— start Given data —
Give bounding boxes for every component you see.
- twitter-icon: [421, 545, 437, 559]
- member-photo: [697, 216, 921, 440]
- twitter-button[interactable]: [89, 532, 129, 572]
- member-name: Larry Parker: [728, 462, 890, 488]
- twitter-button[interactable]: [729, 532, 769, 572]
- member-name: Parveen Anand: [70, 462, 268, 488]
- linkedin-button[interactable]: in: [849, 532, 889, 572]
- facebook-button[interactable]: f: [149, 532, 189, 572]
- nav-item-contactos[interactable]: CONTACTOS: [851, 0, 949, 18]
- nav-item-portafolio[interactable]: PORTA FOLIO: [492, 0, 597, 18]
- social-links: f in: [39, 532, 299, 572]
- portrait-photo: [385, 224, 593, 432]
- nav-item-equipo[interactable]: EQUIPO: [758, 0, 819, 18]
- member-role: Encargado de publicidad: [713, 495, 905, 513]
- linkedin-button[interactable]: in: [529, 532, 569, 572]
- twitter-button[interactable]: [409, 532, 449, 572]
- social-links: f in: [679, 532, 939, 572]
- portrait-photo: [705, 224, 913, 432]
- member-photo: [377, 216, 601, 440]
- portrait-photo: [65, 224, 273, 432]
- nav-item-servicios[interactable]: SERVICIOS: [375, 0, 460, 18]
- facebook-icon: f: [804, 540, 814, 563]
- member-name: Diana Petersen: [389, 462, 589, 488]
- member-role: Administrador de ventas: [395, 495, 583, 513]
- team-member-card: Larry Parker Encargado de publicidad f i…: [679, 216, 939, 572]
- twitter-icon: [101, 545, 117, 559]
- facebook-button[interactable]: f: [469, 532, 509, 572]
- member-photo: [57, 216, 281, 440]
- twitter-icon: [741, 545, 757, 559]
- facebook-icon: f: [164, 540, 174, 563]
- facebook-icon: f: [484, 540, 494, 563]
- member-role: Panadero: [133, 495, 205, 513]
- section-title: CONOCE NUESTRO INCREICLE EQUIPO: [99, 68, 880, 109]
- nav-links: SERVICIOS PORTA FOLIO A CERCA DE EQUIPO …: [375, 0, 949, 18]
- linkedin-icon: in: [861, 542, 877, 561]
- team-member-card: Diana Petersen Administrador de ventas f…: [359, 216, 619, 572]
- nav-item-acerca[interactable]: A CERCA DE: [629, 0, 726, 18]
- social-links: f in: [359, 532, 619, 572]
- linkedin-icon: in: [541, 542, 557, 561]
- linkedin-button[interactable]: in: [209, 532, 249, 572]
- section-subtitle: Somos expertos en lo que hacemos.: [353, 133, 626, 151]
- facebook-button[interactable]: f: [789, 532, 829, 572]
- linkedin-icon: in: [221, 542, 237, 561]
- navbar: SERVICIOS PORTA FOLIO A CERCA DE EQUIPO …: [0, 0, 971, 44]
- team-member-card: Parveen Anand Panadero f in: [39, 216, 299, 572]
— end Given data —
# Required work
Copy out every line of the listing above without any changes.

# Answer
Give bounding boxes for every component you see.
- twitter-icon: [421, 545, 437, 559]
- member-photo: [697, 216, 921, 440]
- twitter-button[interactable]: [89, 532, 129, 572]
- member-name: Larry Parker: [728, 462, 890, 488]
- twitter-button[interactable]: [729, 532, 769, 572]
- member-name: Parveen Anand: [70, 462, 268, 488]
- linkedin-button[interactable]: in: [849, 532, 889, 572]
- facebook-button[interactable]: f: [149, 532, 189, 572]
- nav-item-contactos[interactable]: CONTACTOS: [851, 0, 949, 18]
- nav-item-portafolio[interactable]: PORTA FOLIO: [492, 0, 597, 18]
- social-links: f in: [39, 532, 299, 572]
- portrait-photo: [385, 224, 593, 432]
- nav-item-equipo[interactable]: EQUIPO: [758, 0, 819, 18]
- member-role: Encargado de publicidad: [713, 495, 905, 513]
- linkedin-button[interactable]: in: [529, 532, 569, 572]
- twitter-button[interactable]: [409, 532, 449, 572]
- social-links: f in: [679, 532, 939, 572]
- portrait-photo: [705, 224, 913, 432]
- member-photo: [377, 216, 601, 440]
- portrait-photo: [65, 224, 273, 432]
- nav-item-servicios[interactable]: SERVICIOS: [375, 0, 460, 18]
- facebook-icon: f: [804, 540, 814, 563]
- member-name: Diana Petersen: [389, 462, 589, 488]
- member-role: Administrador de ventas: [395, 495, 583, 513]
- team-member-card: Larry Parker Encargado de publicidad f i…: [679, 216, 939, 572]
- twitter-icon: [101, 545, 117, 559]
- facebook-button[interactable]: f: [469, 532, 509, 572]
- member-photo: [57, 216, 281, 440]
- twitter-icon: [741, 545, 757, 559]
- facebook-icon: f: [164, 540, 174, 563]
- facebook-icon: f: [484, 540, 494, 563]
- member-role: Panadero: [133, 495, 205, 513]
- section-title: CONOCE NUESTRO INCREICLE EQUIPO: [99, 68, 880, 109]
- nav-links: SERVICIOS PORTA FOLIO A CERCA DE EQUIPO …: [375, 0, 949, 18]
- linkedin-icon: in: [861, 542, 877, 561]
- team-member-card: Diana Petersen Administrador de ventas f…: [359, 216, 619, 572]
- nav-item-acerca[interactable]: A CERCA DE: [629, 0, 726, 18]
- social-links: f in: [359, 532, 619, 572]
- linkedin-icon: in: [541, 542, 557, 561]
- linkedin-button[interactable]: in: [209, 532, 249, 572]
- section-subtitle: Somos expertos en lo que hacemos.: [353, 133, 626, 151]
- facebook-button[interactable]: f: [789, 532, 829, 572]
- linkedin-icon: in: [221, 542, 237, 561]
- navbar: SERVICIOS PORTA FOLIO A CERCA DE EQUIPO …: [0, 0, 971, 44]
- team-member-card: Parveen Anand Panadero f in: [39, 216, 299, 572]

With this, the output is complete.